— BEGIN Source records —

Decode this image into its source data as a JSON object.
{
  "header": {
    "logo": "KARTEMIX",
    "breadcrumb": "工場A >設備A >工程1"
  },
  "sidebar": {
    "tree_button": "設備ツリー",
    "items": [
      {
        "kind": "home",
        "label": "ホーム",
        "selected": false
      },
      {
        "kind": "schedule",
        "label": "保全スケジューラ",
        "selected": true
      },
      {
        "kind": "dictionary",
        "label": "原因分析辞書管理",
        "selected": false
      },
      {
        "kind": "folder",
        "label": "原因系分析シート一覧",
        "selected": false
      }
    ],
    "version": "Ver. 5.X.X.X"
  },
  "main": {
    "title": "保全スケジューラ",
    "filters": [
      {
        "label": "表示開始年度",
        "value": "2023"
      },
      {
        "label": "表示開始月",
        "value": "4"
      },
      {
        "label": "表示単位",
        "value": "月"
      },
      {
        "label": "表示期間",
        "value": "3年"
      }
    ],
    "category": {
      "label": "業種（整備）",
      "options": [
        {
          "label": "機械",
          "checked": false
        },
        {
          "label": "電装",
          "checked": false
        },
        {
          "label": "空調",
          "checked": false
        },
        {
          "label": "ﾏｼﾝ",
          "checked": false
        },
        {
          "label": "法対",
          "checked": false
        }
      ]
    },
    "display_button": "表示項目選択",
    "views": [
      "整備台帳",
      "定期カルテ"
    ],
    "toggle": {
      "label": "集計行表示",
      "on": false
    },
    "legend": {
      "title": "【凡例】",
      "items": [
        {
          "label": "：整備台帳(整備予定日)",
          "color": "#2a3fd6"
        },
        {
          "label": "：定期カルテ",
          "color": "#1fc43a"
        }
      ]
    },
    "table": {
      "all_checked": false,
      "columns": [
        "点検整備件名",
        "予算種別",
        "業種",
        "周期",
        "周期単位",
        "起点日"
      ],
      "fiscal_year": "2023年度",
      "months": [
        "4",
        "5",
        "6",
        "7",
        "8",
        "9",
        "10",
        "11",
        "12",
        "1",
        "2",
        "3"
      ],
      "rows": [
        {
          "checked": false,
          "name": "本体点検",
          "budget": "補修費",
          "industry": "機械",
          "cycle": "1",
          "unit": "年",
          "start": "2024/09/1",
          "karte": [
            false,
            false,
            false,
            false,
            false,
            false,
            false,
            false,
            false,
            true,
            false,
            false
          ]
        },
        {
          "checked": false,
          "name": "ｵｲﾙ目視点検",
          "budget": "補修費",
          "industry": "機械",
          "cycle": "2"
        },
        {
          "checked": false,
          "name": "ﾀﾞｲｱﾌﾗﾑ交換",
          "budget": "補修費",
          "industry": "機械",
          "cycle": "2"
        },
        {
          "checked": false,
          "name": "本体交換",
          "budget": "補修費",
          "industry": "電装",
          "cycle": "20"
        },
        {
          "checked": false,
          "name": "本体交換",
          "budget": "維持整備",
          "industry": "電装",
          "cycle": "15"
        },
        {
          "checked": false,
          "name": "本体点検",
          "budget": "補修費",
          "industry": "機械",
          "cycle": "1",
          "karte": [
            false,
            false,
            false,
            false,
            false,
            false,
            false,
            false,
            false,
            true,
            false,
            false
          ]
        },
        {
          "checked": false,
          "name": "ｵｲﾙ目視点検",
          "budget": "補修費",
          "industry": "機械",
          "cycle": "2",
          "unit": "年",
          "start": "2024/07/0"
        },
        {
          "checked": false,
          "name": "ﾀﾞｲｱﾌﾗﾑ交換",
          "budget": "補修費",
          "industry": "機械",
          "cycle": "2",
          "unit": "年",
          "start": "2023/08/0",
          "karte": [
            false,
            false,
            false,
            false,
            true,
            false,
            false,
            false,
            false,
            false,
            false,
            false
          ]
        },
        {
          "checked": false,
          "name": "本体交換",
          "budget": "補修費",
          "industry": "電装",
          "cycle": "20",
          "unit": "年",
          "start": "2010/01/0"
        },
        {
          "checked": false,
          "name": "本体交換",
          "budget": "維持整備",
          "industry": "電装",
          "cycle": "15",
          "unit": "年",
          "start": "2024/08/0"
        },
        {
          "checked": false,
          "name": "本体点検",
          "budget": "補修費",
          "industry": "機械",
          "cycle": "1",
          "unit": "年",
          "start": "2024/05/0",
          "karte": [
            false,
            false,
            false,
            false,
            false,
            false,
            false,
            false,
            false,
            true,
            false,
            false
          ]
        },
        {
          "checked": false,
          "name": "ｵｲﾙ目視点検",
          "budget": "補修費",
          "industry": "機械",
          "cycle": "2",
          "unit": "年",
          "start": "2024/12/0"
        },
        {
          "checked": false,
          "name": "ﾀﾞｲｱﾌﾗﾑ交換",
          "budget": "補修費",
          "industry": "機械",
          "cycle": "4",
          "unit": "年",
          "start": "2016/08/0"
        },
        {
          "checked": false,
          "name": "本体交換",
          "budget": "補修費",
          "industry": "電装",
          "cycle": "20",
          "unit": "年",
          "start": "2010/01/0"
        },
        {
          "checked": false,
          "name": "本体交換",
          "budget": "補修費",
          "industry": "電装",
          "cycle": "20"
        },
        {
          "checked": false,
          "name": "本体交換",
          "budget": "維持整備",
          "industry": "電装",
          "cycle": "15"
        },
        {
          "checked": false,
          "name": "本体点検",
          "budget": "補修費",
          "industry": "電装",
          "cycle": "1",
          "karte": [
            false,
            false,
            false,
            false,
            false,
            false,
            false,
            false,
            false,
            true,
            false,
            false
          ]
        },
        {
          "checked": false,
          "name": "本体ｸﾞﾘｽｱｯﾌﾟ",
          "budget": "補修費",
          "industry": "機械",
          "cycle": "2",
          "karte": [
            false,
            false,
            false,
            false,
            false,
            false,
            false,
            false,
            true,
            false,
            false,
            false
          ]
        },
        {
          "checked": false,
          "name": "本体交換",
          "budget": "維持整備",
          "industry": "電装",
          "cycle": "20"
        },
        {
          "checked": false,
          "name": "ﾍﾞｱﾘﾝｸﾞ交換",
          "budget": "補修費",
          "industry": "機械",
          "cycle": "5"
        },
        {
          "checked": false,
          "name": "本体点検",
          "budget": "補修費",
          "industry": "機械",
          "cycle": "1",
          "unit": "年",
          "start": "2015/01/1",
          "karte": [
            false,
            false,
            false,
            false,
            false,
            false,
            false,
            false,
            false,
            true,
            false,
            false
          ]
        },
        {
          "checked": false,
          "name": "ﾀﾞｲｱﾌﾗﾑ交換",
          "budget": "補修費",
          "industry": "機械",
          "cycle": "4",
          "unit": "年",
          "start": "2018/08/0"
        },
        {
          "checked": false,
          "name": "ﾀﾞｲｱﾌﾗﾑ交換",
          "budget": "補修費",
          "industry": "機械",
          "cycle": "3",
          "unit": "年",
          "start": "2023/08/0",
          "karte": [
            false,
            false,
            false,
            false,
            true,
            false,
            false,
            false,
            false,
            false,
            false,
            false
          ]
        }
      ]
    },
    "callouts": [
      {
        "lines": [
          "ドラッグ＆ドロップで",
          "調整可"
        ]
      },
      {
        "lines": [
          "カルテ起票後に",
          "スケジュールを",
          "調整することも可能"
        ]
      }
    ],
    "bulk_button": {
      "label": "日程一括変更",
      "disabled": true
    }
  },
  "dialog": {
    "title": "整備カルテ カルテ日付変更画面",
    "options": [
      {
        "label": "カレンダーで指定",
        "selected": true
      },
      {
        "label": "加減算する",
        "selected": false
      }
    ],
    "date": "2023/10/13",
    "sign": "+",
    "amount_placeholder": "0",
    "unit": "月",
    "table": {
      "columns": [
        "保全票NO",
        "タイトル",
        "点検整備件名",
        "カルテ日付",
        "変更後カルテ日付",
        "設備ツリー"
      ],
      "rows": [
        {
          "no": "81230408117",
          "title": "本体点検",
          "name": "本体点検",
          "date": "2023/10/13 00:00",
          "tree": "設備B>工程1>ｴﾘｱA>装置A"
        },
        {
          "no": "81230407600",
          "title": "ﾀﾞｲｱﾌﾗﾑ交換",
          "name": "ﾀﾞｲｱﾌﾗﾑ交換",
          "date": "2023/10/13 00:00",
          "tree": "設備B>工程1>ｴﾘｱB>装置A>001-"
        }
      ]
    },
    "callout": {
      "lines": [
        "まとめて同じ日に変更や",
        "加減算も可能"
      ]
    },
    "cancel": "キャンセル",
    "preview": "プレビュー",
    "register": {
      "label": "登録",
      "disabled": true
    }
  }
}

— END Source records —

- Required task
From the listing above, find the number of lines with the word "title" in them. Answer with the number only.

- Exercise result
5